┌──

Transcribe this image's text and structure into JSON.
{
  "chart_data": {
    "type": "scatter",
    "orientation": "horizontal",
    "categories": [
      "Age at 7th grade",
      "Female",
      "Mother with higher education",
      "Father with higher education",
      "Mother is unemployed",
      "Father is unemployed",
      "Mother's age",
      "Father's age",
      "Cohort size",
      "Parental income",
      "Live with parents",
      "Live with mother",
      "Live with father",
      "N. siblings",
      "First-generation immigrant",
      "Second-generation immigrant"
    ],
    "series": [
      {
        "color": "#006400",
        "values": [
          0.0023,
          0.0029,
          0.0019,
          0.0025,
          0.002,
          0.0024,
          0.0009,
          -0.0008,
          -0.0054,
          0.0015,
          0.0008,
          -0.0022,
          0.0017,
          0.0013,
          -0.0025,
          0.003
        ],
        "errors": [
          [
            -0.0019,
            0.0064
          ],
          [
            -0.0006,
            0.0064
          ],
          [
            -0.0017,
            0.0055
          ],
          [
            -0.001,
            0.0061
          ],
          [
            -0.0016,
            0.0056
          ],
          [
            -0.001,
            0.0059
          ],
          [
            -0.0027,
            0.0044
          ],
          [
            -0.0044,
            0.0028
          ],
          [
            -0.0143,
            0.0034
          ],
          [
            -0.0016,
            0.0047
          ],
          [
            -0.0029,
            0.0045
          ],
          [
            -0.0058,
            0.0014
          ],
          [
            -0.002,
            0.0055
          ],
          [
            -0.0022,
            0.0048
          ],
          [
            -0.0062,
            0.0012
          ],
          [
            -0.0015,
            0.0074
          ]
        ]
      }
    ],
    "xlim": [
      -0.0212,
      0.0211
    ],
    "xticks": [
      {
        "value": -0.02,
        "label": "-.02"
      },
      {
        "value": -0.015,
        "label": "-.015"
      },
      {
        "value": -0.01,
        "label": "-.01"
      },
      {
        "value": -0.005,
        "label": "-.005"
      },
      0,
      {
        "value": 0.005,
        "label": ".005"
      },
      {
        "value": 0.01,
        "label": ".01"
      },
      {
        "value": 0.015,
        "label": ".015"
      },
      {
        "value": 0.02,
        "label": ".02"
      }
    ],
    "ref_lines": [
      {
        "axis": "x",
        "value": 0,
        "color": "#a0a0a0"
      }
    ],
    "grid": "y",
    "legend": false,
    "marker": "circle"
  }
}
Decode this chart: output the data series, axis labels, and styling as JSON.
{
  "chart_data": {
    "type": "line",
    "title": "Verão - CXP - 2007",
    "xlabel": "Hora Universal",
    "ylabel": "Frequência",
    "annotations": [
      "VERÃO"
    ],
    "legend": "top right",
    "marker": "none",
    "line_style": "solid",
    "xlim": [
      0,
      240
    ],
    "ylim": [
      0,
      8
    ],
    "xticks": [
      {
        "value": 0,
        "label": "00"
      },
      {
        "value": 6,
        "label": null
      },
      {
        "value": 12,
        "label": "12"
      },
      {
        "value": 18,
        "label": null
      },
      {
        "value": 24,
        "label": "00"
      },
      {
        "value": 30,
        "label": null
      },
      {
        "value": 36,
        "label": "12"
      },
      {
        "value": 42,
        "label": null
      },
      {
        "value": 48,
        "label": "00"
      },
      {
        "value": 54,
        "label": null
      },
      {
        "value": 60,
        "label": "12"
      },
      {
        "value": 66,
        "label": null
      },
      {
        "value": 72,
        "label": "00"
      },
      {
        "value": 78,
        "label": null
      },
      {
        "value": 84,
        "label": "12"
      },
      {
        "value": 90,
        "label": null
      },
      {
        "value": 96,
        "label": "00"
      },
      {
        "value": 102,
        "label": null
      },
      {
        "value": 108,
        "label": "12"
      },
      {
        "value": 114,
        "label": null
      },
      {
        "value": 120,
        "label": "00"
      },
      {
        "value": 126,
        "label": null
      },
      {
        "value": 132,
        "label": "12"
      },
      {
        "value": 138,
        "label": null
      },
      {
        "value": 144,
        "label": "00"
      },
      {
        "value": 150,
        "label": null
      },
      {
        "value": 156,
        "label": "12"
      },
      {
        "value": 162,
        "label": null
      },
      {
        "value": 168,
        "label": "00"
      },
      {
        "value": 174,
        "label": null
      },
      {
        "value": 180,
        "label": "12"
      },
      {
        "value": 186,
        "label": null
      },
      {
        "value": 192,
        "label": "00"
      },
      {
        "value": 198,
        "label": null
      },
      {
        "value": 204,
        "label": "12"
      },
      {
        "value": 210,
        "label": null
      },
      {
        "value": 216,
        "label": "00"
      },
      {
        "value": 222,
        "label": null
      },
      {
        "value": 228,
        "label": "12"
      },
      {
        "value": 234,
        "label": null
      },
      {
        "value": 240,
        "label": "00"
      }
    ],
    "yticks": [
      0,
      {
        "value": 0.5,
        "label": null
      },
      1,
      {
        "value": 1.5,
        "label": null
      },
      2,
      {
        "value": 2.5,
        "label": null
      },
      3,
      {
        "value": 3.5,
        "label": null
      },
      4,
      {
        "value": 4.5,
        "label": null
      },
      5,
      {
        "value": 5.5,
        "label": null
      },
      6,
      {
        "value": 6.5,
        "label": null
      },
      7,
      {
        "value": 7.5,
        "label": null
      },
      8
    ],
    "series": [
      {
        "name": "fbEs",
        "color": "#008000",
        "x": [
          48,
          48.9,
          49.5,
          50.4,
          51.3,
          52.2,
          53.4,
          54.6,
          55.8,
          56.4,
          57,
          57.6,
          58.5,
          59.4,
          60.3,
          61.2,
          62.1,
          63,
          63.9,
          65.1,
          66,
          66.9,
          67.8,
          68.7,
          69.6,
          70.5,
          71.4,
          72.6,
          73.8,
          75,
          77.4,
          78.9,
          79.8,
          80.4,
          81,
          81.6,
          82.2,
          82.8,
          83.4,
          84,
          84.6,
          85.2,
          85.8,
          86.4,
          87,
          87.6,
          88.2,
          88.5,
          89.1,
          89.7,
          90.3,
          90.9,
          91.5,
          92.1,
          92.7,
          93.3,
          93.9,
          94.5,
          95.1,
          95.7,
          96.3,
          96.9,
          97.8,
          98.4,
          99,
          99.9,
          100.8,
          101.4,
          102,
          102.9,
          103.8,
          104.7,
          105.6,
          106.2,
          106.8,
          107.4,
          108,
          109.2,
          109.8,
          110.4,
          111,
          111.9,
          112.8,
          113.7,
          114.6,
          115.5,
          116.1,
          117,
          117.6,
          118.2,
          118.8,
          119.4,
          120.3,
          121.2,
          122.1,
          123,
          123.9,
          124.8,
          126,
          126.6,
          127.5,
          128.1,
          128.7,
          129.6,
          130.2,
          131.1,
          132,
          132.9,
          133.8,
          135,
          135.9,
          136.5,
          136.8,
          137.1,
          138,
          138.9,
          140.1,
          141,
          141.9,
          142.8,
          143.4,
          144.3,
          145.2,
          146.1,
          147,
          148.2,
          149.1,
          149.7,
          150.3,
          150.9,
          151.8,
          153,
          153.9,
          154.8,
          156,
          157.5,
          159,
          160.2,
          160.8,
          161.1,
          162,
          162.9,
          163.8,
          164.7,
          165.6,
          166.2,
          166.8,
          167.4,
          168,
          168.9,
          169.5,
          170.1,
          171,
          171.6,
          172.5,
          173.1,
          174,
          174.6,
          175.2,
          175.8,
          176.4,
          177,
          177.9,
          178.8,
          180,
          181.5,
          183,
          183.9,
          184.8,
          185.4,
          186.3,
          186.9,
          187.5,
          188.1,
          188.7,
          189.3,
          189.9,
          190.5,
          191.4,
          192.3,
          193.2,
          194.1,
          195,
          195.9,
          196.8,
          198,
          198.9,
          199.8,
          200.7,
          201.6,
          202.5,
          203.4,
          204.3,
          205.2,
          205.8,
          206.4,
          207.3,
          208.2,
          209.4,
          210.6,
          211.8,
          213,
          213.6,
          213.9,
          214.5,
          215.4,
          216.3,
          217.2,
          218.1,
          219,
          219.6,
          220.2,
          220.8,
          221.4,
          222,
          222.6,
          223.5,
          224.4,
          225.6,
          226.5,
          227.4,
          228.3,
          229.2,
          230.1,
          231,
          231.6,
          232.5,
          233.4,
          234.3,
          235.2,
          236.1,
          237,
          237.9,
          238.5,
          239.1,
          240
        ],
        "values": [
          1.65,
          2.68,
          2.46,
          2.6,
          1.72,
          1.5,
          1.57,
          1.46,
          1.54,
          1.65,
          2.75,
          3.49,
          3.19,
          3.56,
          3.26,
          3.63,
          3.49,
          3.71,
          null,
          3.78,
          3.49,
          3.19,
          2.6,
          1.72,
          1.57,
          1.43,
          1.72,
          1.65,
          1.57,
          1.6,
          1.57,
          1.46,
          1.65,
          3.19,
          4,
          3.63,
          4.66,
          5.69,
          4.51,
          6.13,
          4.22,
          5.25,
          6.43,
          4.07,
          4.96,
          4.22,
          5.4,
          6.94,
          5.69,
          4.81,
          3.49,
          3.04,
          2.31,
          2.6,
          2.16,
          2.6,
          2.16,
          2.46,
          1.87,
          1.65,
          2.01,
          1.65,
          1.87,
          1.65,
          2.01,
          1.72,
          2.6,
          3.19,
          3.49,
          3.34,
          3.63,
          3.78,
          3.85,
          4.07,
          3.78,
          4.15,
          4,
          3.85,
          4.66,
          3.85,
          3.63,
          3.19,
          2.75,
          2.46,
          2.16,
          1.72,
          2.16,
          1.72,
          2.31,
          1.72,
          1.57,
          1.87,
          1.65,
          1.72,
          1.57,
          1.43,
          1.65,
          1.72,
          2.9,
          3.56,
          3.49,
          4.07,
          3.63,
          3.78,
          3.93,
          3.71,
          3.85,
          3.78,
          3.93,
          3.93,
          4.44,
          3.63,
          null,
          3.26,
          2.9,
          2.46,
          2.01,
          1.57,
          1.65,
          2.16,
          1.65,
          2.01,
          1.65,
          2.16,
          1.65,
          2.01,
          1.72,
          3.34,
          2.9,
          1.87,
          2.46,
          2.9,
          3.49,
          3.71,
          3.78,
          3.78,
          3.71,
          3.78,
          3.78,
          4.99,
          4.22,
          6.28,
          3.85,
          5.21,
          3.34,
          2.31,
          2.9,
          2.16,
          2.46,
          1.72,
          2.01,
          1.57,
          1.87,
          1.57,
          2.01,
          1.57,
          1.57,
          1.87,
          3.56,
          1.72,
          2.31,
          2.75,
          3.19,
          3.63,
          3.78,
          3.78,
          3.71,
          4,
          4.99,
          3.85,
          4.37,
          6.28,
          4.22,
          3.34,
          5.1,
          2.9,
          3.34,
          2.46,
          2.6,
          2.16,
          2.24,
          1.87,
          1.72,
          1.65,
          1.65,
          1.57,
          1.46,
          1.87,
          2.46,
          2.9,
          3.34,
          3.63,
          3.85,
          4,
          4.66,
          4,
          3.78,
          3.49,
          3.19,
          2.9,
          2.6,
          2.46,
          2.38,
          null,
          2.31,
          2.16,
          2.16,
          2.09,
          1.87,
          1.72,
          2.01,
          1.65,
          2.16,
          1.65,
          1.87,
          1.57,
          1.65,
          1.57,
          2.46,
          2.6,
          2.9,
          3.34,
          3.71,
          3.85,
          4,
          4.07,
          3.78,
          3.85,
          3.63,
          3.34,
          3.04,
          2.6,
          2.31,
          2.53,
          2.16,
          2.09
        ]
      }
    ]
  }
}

└──

*WORK TO BE COMPLETED*:
Check each line above for the string "color", then copy the ones that have it.

*CORRECT RESPONSE*:
        "color": "#006400",
        "color": "#a0a0a0"
        "color": "#008000",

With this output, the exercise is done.